Task instructions - Reproduce the entries word for word, and omit any picture you find in them.

Listed entries -
** START **
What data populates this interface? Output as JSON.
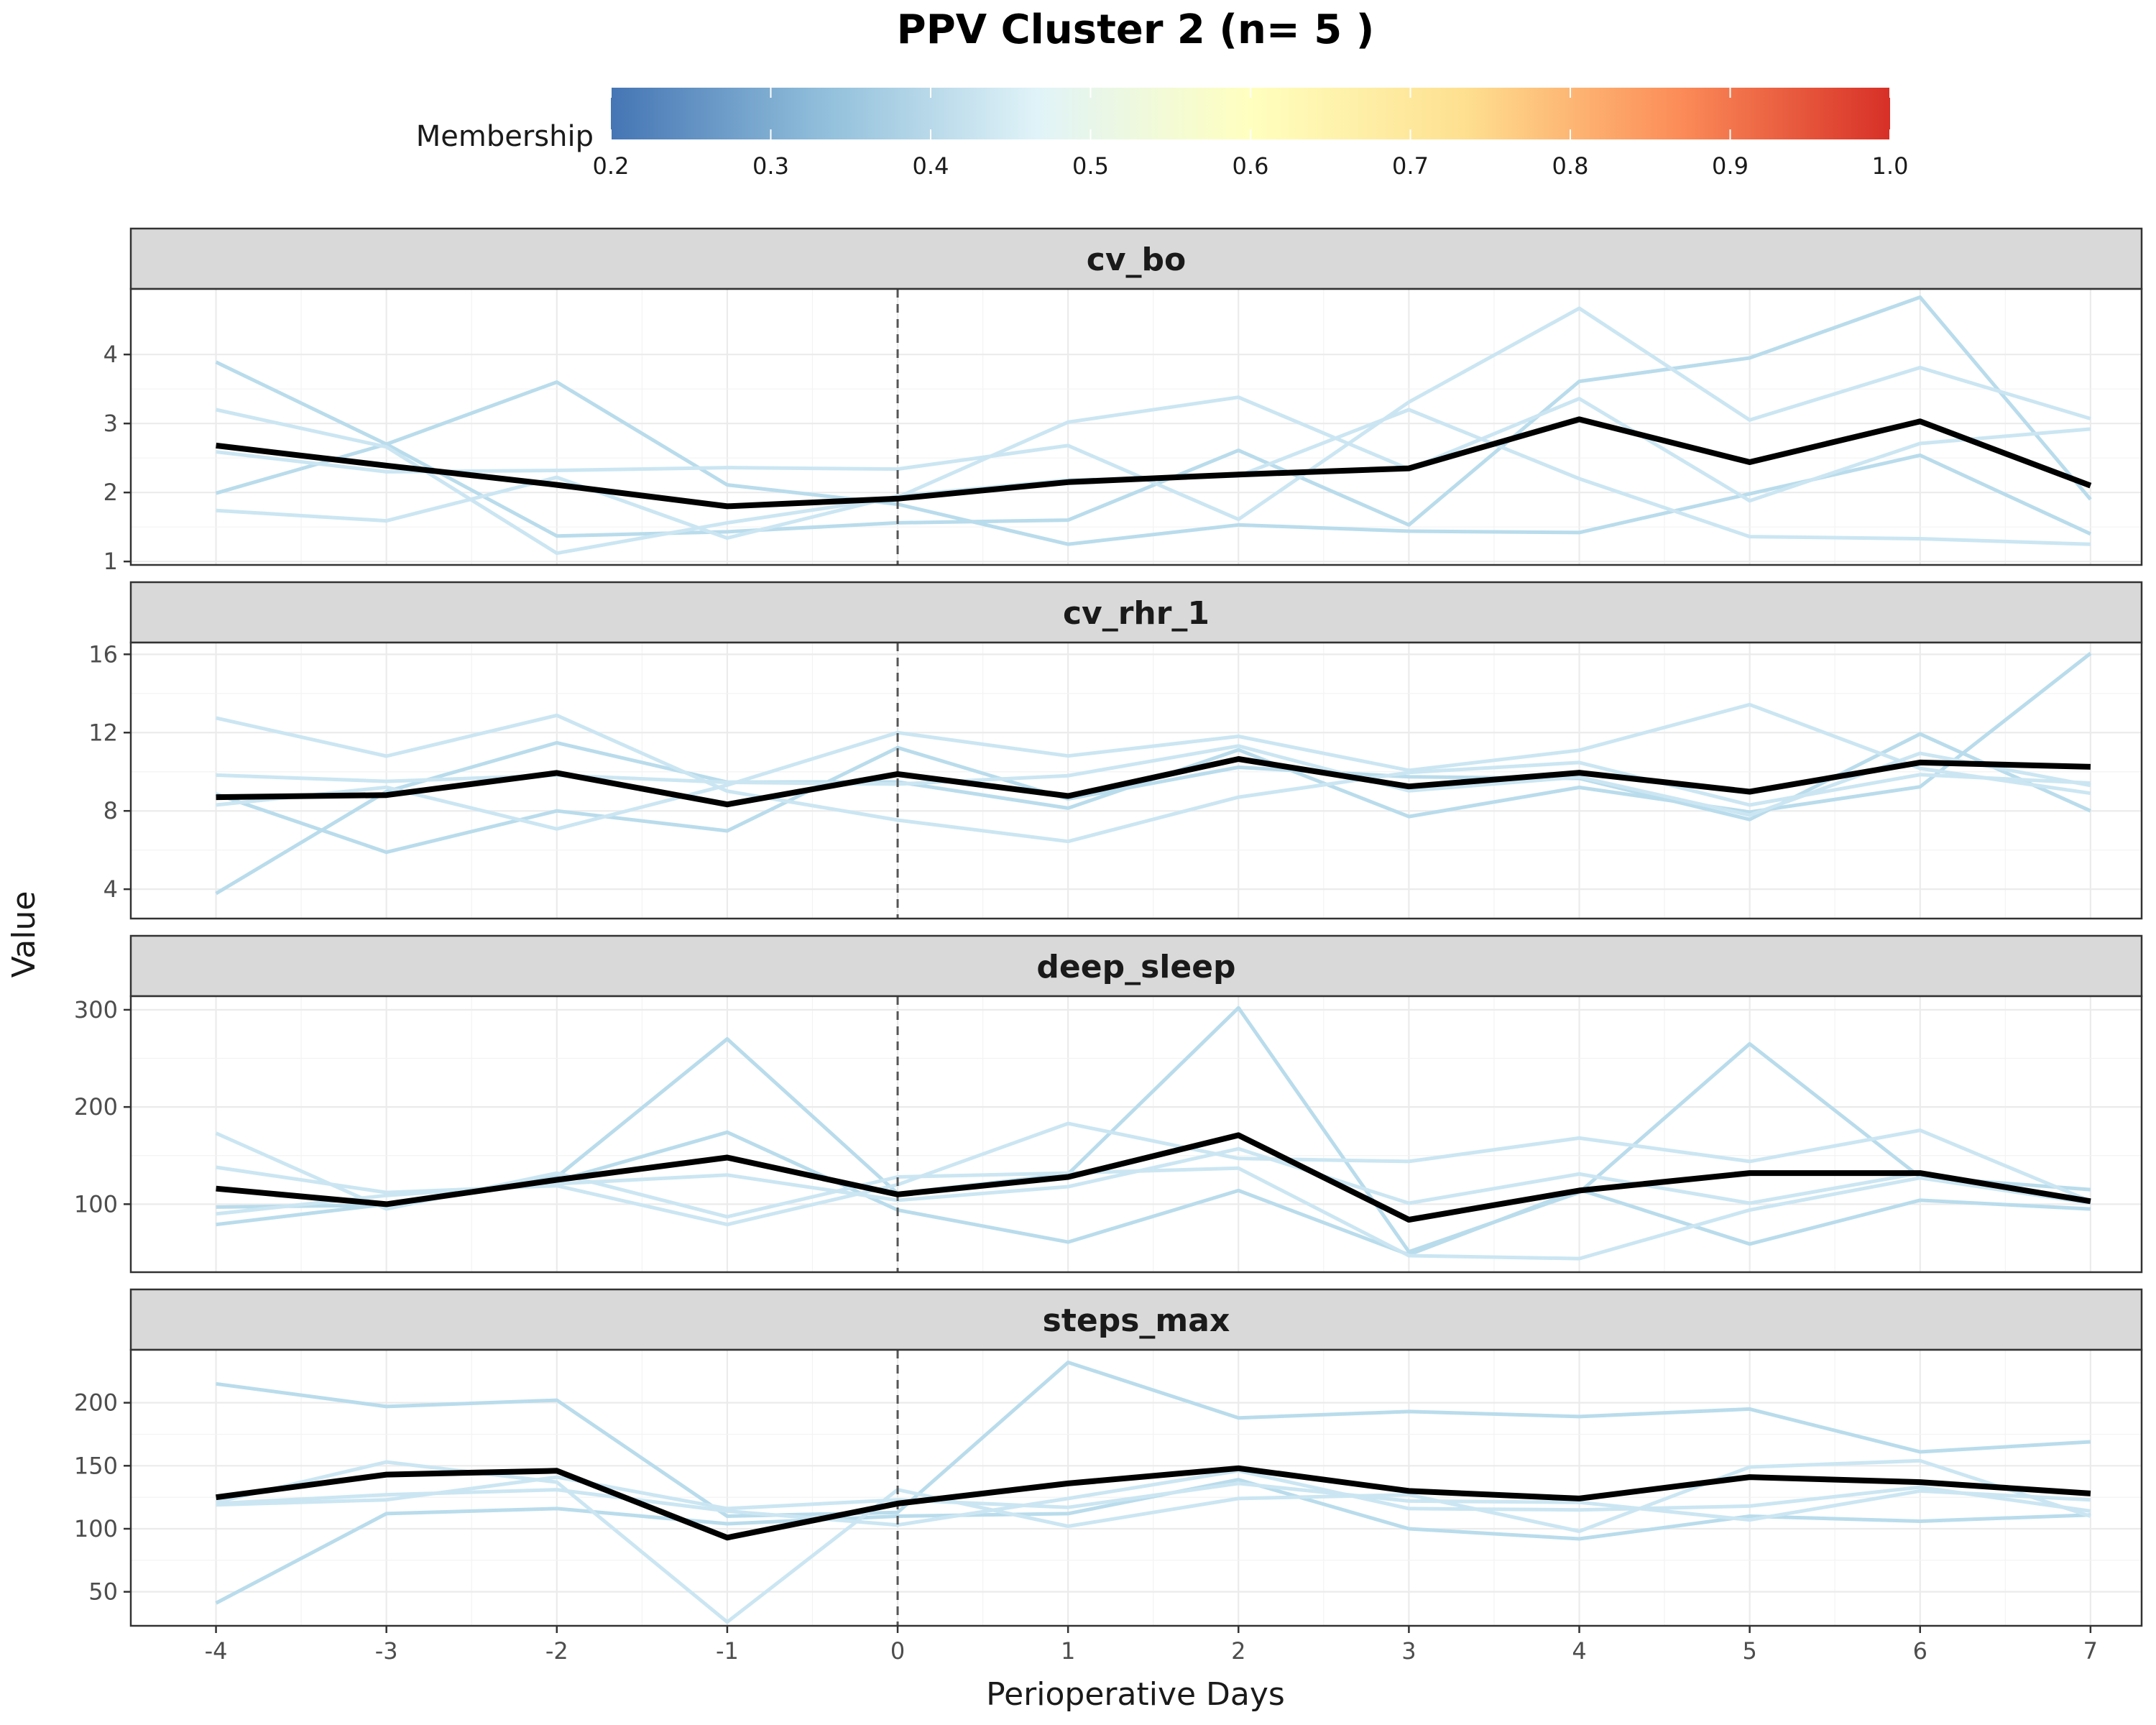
{
  "chart_data": {
    "type": "line",
    "title": "PPV Cluster 2 (n= 5 )",
    "xlabel": "Perioperative Days",
    "ylabel": "Value",
    "x": [
      -4,
      -3,
      -2,
      -1,
      0,
      1,
      2,
      3,
      4,
      5,
      6,
      7
    ],
    "xlim": [
      -4.5,
      7.3
    ],
    "vline_x": 0,
    "legend": {
      "title": "Membership",
      "ticks": [
        "0.2",
        "0.3",
        "0.4",
        "0.5",
        "0.6",
        "0.7",
        "0.8",
        "0.9",
        "1.0"
      ],
      "range": [
        0.2,
        1.0
      ],
      "colors": [
        "#4575b4",
        "#91bfdb",
        "#e0f3f8",
        "#ffffbf",
        "#fee090",
        "#fc8d59",
        "#d73027"
      ]
    },
    "colors": {
      "member": "#cbe6f2",
      "member_strong": "#b9dcec",
      "mean": "#000000"
    },
    "panels": [
      {
        "name": "cv_bo",
        "ylim": [
          0.95,
          4.95
        ],
        "yticks": [
          1,
          2,
          3,
          4
        ],
        "mean": [
          2.68,
          2.39,
          2.11,
          1.8,
          1.91,
          2.15,
          2.26,
          2.35,
          3.06,
          2.44,
          3.03,
          2.1
        ],
        "members": [
          {
            "membership": 0.38,
            "values": [
              3.89,
              2.7,
              1.37,
              1.43,
              1.56,
              1.6,
              2.61,
              1.53,
              3.61,
              3.95,
              4.83,
              1.9
            ]
          },
          {
            "membership": 0.4,
            "values": [
              1.99,
              2.7,
              3.6,
              2.11,
              1.83,
              1.25,
              1.53,
              1.44,
              1.42,
              1.98,
              2.54,
              1.4
            ]
          },
          {
            "membership": 0.43,
            "values": [
              3.2,
              2.66,
              1.12,
              1.56,
              1.93,
              3.02,
              3.38,
              2.34,
              3.36,
              1.88,
              2.71,
              2.92
            ]
          },
          {
            "membership": 0.45,
            "values": [
              2.59,
              2.3,
              2.32,
              2.36,
              2.34,
              2.68,
              1.61,
              3.31,
              4.67,
              3.05,
              3.81,
              3.07
            ]
          },
          {
            "membership": 0.47,
            "values": [
              1.74,
              1.59,
              2.22,
              1.34,
              1.95,
              2.18,
              2.24,
              3.2,
              2.2,
              1.36,
              1.33,
              1.25
            ]
          }
        ]
      },
      {
        "name": "cv_rhr_1",
        "ylim": [
          2.5,
          16.6
        ],
        "yticks": [
          4,
          8,
          12,
          16
        ],
        "mean": [
          8.7,
          8.81,
          9.94,
          8.33,
          9.88,
          8.76,
          10.65,
          9.25,
          9.95,
          8.98,
          10.47,
          10.25
        ],
        "members": [
          {
            "membership": 0.38,
            "values": [
              3.78,
              8.99,
              11.48,
              9.47,
              9.48,
              8.14,
              11.12,
              7.71,
              9.2,
              7.94,
              9.23,
              16.05
            ]
          },
          {
            "membership": 0.4,
            "values": [
              8.86,
              5.89,
              8.0,
              6.98,
              11.23,
              8.61,
              10.23,
              9.74,
              9.66,
              7.56,
              11.93,
              8.0
            ]
          },
          {
            "membership": 0.42,
            "values": [
              12.75,
              10.8,
              12.88,
              9.01,
              7.53,
              6.44,
              8.7,
              9.96,
              10.47,
              8.3,
              9.85,
              9.42
            ]
          },
          {
            "membership": 0.45,
            "values": [
              8.3,
              9.21,
              7.08,
              9.32,
              12.0,
              10.81,
              11.81,
              10.07,
              11.1,
              13.43,
              10.17,
              8.9
            ]
          },
          {
            "membership": 0.47,
            "values": [
              9.83,
              9.51,
              9.82,
              9.46,
              9.37,
              9.8,
              11.32,
              9.03,
              9.73,
              7.78,
              10.94,
              9.3
            ]
          }
        ]
      },
      {
        "name": "deep_sleep",
        "ylim": [
          30,
          314
        ],
        "yticks": [
          100,
          200,
          300
        ],
        "mean": [
          116,
          100,
          125,
          148,
          110,
          128,
          171,
          84,
          114,
          132,
          132,
          103
        ],
        "members": [
          {
            "membership": 0.38,
            "values": [
              79,
              100,
              128,
              270,
              111,
              131,
              302,
              51,
              112,
              265,
              128,
              115
            ]
          },
          {
            "membership": 0.4,
            "values": [
              97,
              99,
              124,
              174,
              94,
              61,
              114,
              48,
              115,
              59,
              104,
              95
            ]
          },
          {
            "membership": 0.42,
            "values": [
              173,
              95,
              132,
              87,
              128,
              132,
              137,
              47,
              44,
              94,
              127,
              101
            ]
          },
          {
            "membership": 0.45,
            "values": [
              138,
              112,
              119,
              79,
              120,
              183,
              147,
              144,
              168,
              144,
              176,
              103
            ]
          },
          {
            "membership": 0.47,
            "values": [
              90,
              109,
              121,
              130,
              104,
              118,
              157,
              101,
              131,
              101,
              132,
              104
            ]
          }
        ]
      },
      {
        "name": "steps_max",
        "ylim": [
          23,
          242
        ],
        "yticks": [
          50,
          100,
          150,
          200
        ],
        "mean": [
          125,
          143,
          146,
          93,
          120,
          136,
          148,
          130,
          124,
          141,
          137,
          128
        ],
        "members": [
          {
            "membership": 0.38,
            "values": [
              41,
              112,
              116,
              104,
              110,
              112,
              139,
              100,
              92,
              110,
              106,
              111
            ]
          },
          {
            "membership": 0.4,
            "values": [
              215,
              197,
              202,
              110,
              113,
              232,
              188,
              193,
              189,
              195,
              161,
              169
            ]
          },
          {
            "membership": 0.42,
            "values": [
              121,
              153,
              137,
              26,
              131,
              102,
              124,
              127,
              98,
              149,
              154,
              110
            ]
          },
          {
            "membership": 0.45,
            "values": [
              120,
              127,
              131,
              114,
              103,
              124,
              146,
              116,
              115,
              118,
              133,
              114
            ]
          },
          {
            "membership": 0.47,
            "values": [
              119,
              123,
              141,
              116,
              123,
              117,
              136,
              122,
              121,
              107,
              130,
              123
            ]
          }
        ]
      }
    ]
  }
}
** END **
Solution for this problem -
What data populates this interface? Output as JSON.
{
  "chart_data": {
    "type": "line",
    "title": "PPV Cluster 2 (n= 5 )",
    "xlabel": "Perioperative Days",
    "ylabel": "Value",
    "x": [
      -4,
      -3,
      -2,
      -1,
      0,
      1,
      2,
      3,
      4,
      5,
      6,
      7
    ],
    "xlim": [
      -4.5,
      7.3
    ],
    "vline_x": 0,
    "legend": {
      "title": "Membership",
      "ticks": [
        "0.2",
        "0.3",
        "0.4",
        "0.5",
        "0.6",
        "0.7",
        "0.8",
        "0.9",
        "1.0"
      ],
      "range": [
        0.2,
        1.0
      ],
      "colors": [
        "#4575b4",
        "#91bfdb",
        "#e0f3f8",
        "#ffffbf",
        "#fee090",
        "#fc8d59",
        "#d73027"
      ]
    },
    "colors": {
      "member": "#cbe6f2",
      "member_strong": "#b9dcec",
      "mean": "#000000"
    },
    "panels": [
      {
        "name": "cv_bo",
        "ylim": [
          0.95,
          4.95
        ],
        "yticks": [
          1,
          2,
          3,
          4
        ],
        "mean": [
          2.68,
          2.39,
          2.11,
          1.8,
          1.91,
          2.15,
          2.26,
          2.35,
          3.06,
          2.44,
          3.03,
          2.1
        ],
        "members": [
          {
            "membership": 0.38,
            "values": [
              3.89,
              2.7,
              1.37,
              1.43,
              1.56,
              1.6,
              2.61,
              1.53,
              3.61,
              3.95,
              4.83,
              1.9
            ]
          },
          {
            "membership": 0.4,
            "values": [
              1.99,
              2.7,
              3.6,
              2.11,
              1.83,
              1.25,
              1.53,
              1.44,
              1.42,
              1.98,
              2.54,
              1.4
            ]
          },
          {
            "membership": 0.43,
            "values": [
              3.2,
              2.66,
              1.12,
              1.56,
              1.93,
              3.02,
              3.38,
              2.34,
              3.36,
              1.88,
              2.71,
              2.92
            ]
          },
          {
            "membership": 0.45,
            "values": [
              2.59,
              2.3,
              2.32,
              2.36,
              2.34,
              2.68,
              1.61,
              3.31,
              4.67,
              3.05,
              3.81,
              3.07
            ]
          },
          {
            "membership": 0.47,
            "values": [
              1.74,
              1.59,
              2.22,
              1.34,
              1.95,
              2.18,
              2.24,
              3.2,
              2.2,
              1.36,
              1.33,
              1.25
            ]
          }
        ]
      },
      {
        "name": "cv_rhr_1",
        "ylim": [
          2.5,
          16.6
        ],
        "yticks": [
          4,
          8,
          12,
          16
        ],
        "mean": [
          8.7,
          8.81,
          9.94,
          8.33,
          9.88,
          8.76,
          10.65,
          9.25,
          9.95,
          8.98,
          10.47,
          10.25
        ],
        "members": [
          {
            "membership": 0.38,
            "values": [
              3.78,
              8.99,
              11.48,
              9.47,
              9.48,
              8.14,
              11.12,
              7.71,
              9.2,
              7.94,
              9.23,
              16.05
            ]
          },
          {
            "membership": 0.4,
            "values": [
              8.86,
              5.89,
              8.0,
              6.98,
              11.23,
              8.61,
              10.23,
              9.74,
              9.66,
              7.56,
              11.93,
              8.0
            ]
          },
          {
            "membership": 0.42,
            "values": [
              12.75,
              10.8,
              12.88,
              9.01,
              7.53,
              6.44,
              8.7,
              9.96,
              10.47,
              8.3,
              9.85,
              9.42
            ]
          },
          {
            "membership": 0.45,
            "values": [
              8.3,
              9.21,
              7.08,
              9.32,
              12.0,
              10.81,
              11.81,
              10.07,
              11.1,
              13.43,
              10.17,
              8.9
            ]
          },
          {
            "membership": 0.47,
            "values": [
              9.83,
              9.51,
              9.82,
              9.46,
              9.37,
              9.8,
              11.32,
              9.03,
              9.73,
              7.78,
              10.94,
              9.3
            ]
          }
        ]
      },
      {
        "name": "deep_sleep",
        "ylim": [
          30,
          314
        ],
        "yticks": [
          100,
          200,
          300
        ],
        "mean": [
          116,
          100,
          125,
          148,
          110,
          128,
          171,
          84,
          114,
          132,
          132,
          103
        ],
        "members": [
          {
            "membership": 0.38,
            "values": [
              79,
              100,
              128,
              270,
              111,
              131,
              302,
              51,
              112,
              265,
              128,
              115
            ]
          },
          {
            "membership": 0.4,
            "values": [
              97,
              99,
              124,
              174,
              94,
              61,
              114,
              48,
              115,
              59,
              104,
              95
            ]
          },
          {
            "membership": 0.42,
            "values": [
              173,
              95,
              132,
              87,
              128,
              132,
              137,
              47,
              44,
              94,
              127,
              101
            ]
          },
          {
            "membership": 0.45,
            "values": [
              138,
              112,
              119,
              79,
              120,
              183,
              147,
              144,
              168,
              144,
              176,
              103
            ]
          },
          {
            "membership": 0.47,
            "values": [
              90,
              109,
              121,
              130,
              104,
              118,
              157,
              101,
              131,
              101,
              132,
              104
            ]
          }
        ]
      },
      {
        "name": "steps_max",
        "ylim": [
          23,
          242
        ],
        "yticks": [
          50,
          100,
          150,
          200
        ],
        "mean": [
          125,
          143,
          146,
          93,
          120,
          136,
          148,
          130,
          124,
          141,
          137,
          128
        ],
        "members": [
          {
            "membership": 0.38,
            "values": [
              41,
              112,
              116,
              104,
              110,
              112,
              139,
              100,
              92,
              110,
              106,
              111
            ]
          },
          {
            "membership": 0.4,
            "values": [
              215,
              197,
              202,
              110,
              113,
              232,
              188,
              193,
              189,
              195,
              161,
              169
            ]
          },
          {
            "membership": 0.42,
            "values": [
              121,
              153,
              137,
              26,
              131,
              102,
              124,
              127,
              98,
              149,
              154,
              110
            ]
          },
          {
            "membership": 0.45,
            "values": [
              120,
              127,
              131,
              114,
              103,
              124,
              146,
              116,
              115,
              118,
              133,
              114
            ]
          },
          {
            "membership": 0.47,
            "values": [
              119,
              123,
              141,
              116,
              123,
              117,
              136,
              122,
              121,
              107,
              130,
              123
            ]
          }
        ]
      }
    ]
  }
}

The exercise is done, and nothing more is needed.